Produce an exact transcription of the listing below, omitting the pictures.

Structured figure records:
%%
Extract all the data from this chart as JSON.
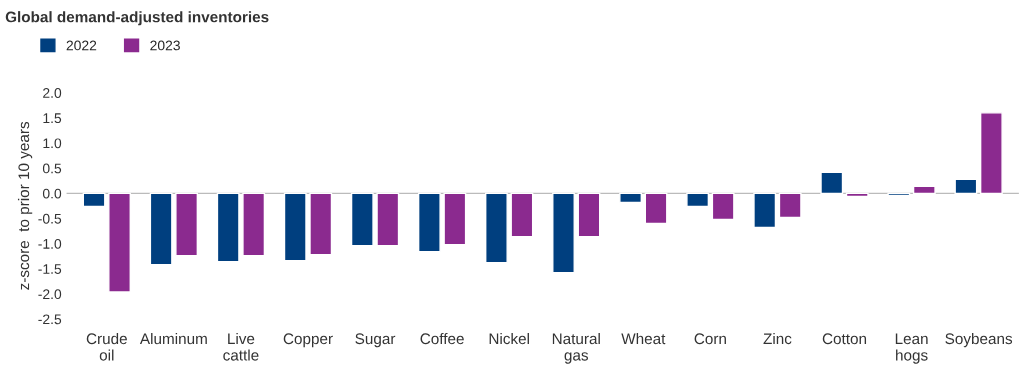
{
  "chart_data": {
    "type": "bar",
    "title": "Global demand-adjusted inventories",
    "ylabel": "z-score  to prior 10 years",
    "categories": [
      "Crude\noil",
      "Aluminum",
      "Live\ncattle",
      "Copper",
      "Sugar",
      "Coffee",
      "Nickel",
      "Natural\ngas",
      "Wheat",
      "Corn",
      "Zinc",
      "Cotton",
      "Lean\nhogs",
      "Soybeans"
    ],
    "series": [
      {
        "name": "2022",
        "color": "#003f7f",
        "values": [
          -0.26,
          -1.42,
          -1.36,
          -1.34,
          -1.04,
          -1.16,
          -1.38,
          -1.58,
          -0.18,
          -0.26,
          -0.68,
          0.42,
          -0.04,
          0.28
        ]
      },
      {
        "name": "2023",
        "color": "#8b2a8f",
        "values": [
          -1.96,
          -1.24,
          -1.24,
          -1.22,
          -1.04,
          -1.02,
          -0.86,
          -0.86,
          -0.6,
          -0.52,
          -0.48,
          -0.06,
          0.14,
          1.6
        ]
      }
    ],
    "ylim": [
      -2.5,
      2.0
    ],
    "yticks": [
      {
        "value": 2.0,
        "label": "2.0"
      },
      {
        "value": 1.5,
        "label": "1.5"
      },
      {
        "value": 1.0,
        "label": "1.0"
      },
      {
        "value": 0.5,
        "label": "0.5"
      },
      {
        "value": 0.0,
        "label": "0.0"
      },
      {
        "value": -0.5,
        "label": "-0.5"
      },
      {
        "value": -1.0,
        "label": "-1.0"
      },
      {
        "value": -1.5,
        "label": "-1.5"
      },
      {
        "value": -2.0,
        "label": "-2.0"
      },
      {
        "value": -2.5,
        "label": "-2.5"
      }
    ],
    "ref_lines": [
      {
        "axis": "y",
        "value": 0,
        "color": "#bbbbbb"
      }
    ],
    "grid": false,
    "legend": "top left"
  }
}
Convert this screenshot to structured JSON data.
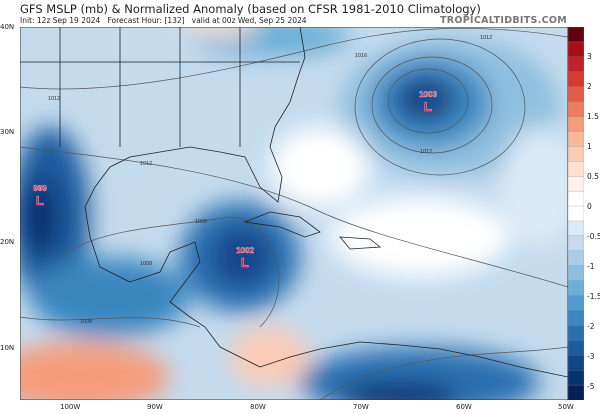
{
  "header": {
    "title": "GFS MSLP (mb) & Normalized Anomaly (based on CFSR 1981-2010 Climatology)",
    "init": "Init: 12z Sep 19 2024",
    "forecast_hour": "Forecast Hour: [132]",
    "valid": "valid at 00z Wed, Sep 25 2024",
    "brand": "TROPICALTIDBITS.COM"
  },
  "axes": {
    "lat_labels": [
      "40N",
      "30N",
      "20N",
      "10N"
    ],
    "lon_labels": [
      "100W",
      "90W",
      "80W",
      "70W",
      "60W",
      "50W"
    ]
  },
  "lows": [
    {
      "pressure": "999",
      "symbol": "L"
    },
    {
      "pressure": "1002",
      "symbol": "L"
    },
    {
      "pressure": "1003",
      "symbol": "L"
    }
  ],
  "contour_labels": [
    "1016",
    "1012",
    "1012",
    "1012",
    "1008",
    "1008",
    "1008",
    "1012"
  ],
  "colorbar": {
    "labels": [
      "3",
      "2",
      "1.5",
      "1",
      "0.5",
      "0",
      "-0.5",
      "-1",
      "-1.5",
      "-2",
      "-3",
      "-5"
    ],
    "colors": [
      "#67000d",
      "#a50f15",
      "#c0222a",
      "#d63a35",
      "#e35a48",
      "#ee7b5f",
      "#f59c7c",
      "#f9b89c",
      "#fccbb5",
      "#fde0d2",
      "#fff0ea",
      "#ffffff",
      "#ffffff",
      "#dceaf5",
      "#c6dcee",
      "#a9cde6",
      "#8fbfe0",
      "#6aaed6",
      "#4f9acb",
      "#3a87c0",
      "#2a70b0",
      "#1c5b9f",
      "#12458a",
      "#083271",
      "#08205a"
    ],
    "low_label_color": "#e8192c"
  }
}
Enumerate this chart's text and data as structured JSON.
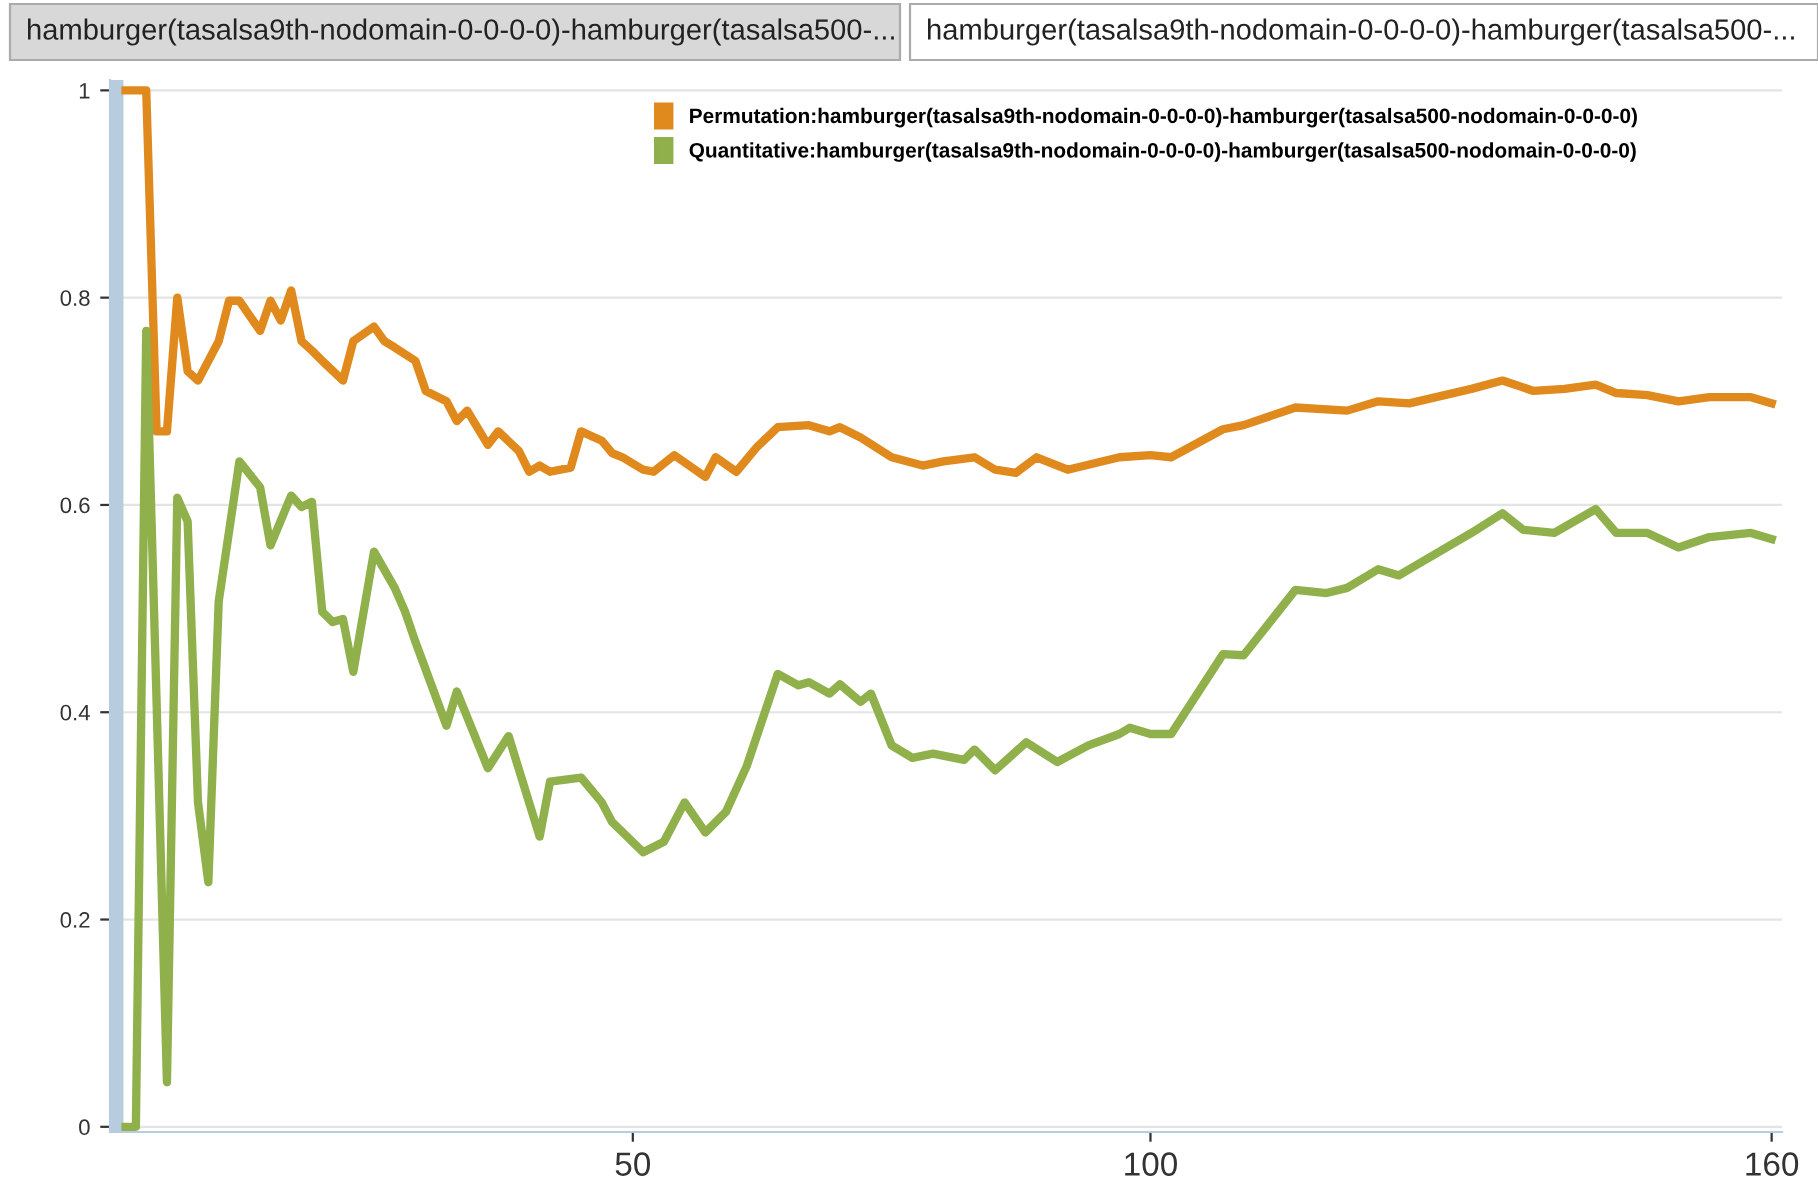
%%
SOLVED EXERCISE:
Extract all the data from this chart as JSON.
{
  "chart_data": {
    "type": "bar",
    "title": "Global demand-adjusted inventories",
    "ylabel": "z-score  to prior 10 years",
    "categories": [
      "Crude\noil",
      "Aluminum",
      "Live\ncattle",
      "Copper",
      "Sugar",
      "Coffee",
      "Nickel",
      "Natural\ngas",
      "Wheat",
      "Corn",
      "Zinc",
      "Cotton",
      "Lean\nhogs",
      "Soybeans"
    ],
    "series": [
      {
        "name": "2022",
        "color": "#003f7f",
        "values": [
          -0.26,
          -1.42,
          -1.36,
          -1.34,
          -1.04,
          -1.16,
          -1.38,
          -1.58,
          -0.18,
          -0.26,
          -0.68,
          0.42,
          -0.04,
          0.28
        ]
      },
      {
        "name": "2023",
        "color": "#8b2a8f",
        "values": [
          -1.96,
          -1.24,
          -1.24,
          -1.22,
          -1.04,
          -1.02,
          -0.86,
          -0.86,
          -0.6,
          -0.52,
          -0.48,
          -0.06,
          0.14,
          1.6
        ]
      }
    ],
    "ylim": [
      -2.5,
      2.0
    ],
    "yticks": [
      {
        "value": 2.0,
        "label": "2.0"
      },
      {
        "value": 1.5,
        "label": "1.5"
      },
      {
        "value": 1.0,
        "label": "1.0"
      },
      {
        "value": 0.5,
        "label": "0.5"
      },
      {
        "value": 0.0,
        "label": "0.0"
      },
      {
        "value": -0.5,
        "label": "-0.5"
      },
      {
        "value": -1.0,
        "label": "-1.0"
      },
      {
        "value": -1.5,
        "label": "-1.5"
      },
      {
        "value": -2.0,
        "label": "-2.0"
      },
      {
        "value": -2.5,
        "label": "-2.5"
      }
    ],
    "ref_lines": [
      {
        "axis": "y",
        "value": 0,
        "color": "#bbbbbb"
      }
    ],
    "grid": false,
    "legend": "top left"
  }
}
Convert this screenshot to structured JSON data.
{
  "header": {
    "title": "GFS MSLP (mb) & Normalized Anomaly (based on CFSR 1981-2010 Climatology)",
    "init": "Init: 12z Sep 19 2024",
    "forecast_hour": "Forecast Hour: [132]",
    "valid": "valid at 00z Wed, Sep 25 2024",
    "brand": "TROPICALTIDBITS.COM"
  },
  "axes": {
    "lat_labels": [
      "40N",
      "30N",
      "20N",
      "10N"
    ],
    "lon_labels": [
      "100W",
      "90W",
      "80W",
      "70W",
      "60W",
      "50W"
    ]
  },
  "lows": [
    {
      "pressure": "999",
      "symbol": "L"
    },
    {
      "pressure": "1002",
      "symbol": "L"
    },
    {
      "pressure": "1003",
      "symbol": "L"
    }
  ],
  "contour_labels": [
    "1016",
    "1012",
    "1012",
    "1012",
    "1008",
    "1008",
    "1008",
    "1012"
  ],
  "colorbar": {
    "labels": [
      "3",
      "2",
      "1.5",
      "1",
      "0.5",
      "0",
      "-0.5",
      "-1",
      "-1.5",
      "-2",
      "-3",
      "-5"
    ],
    "colors": [
      "#67000d",
      "#a50f15",
      "#c0222a",
      "#d63a35",
      "#e35a48",
      "#ee7b5f",
      "#f59c7c",
      "#f9b89c",
      "#fccbb5",
      "#fde0d2",
      "#fff0ea",
      "#ffffff",
      "#ffffff",
      "#dceaf5",
      "#c6dcee",
      "#a9cde6",
      "#8fbfe0",
      "#6aaed6",
      "#4f9acb",
      "#3a87c0",
      "#2a70b0",
      "#1c5b9f",
      "#12458a",
      "#083271",
      "#08205a"
    ],
    "low_label_color": "#e8192c"
  }
}
Enumerate this chart's text and data as structured JSON.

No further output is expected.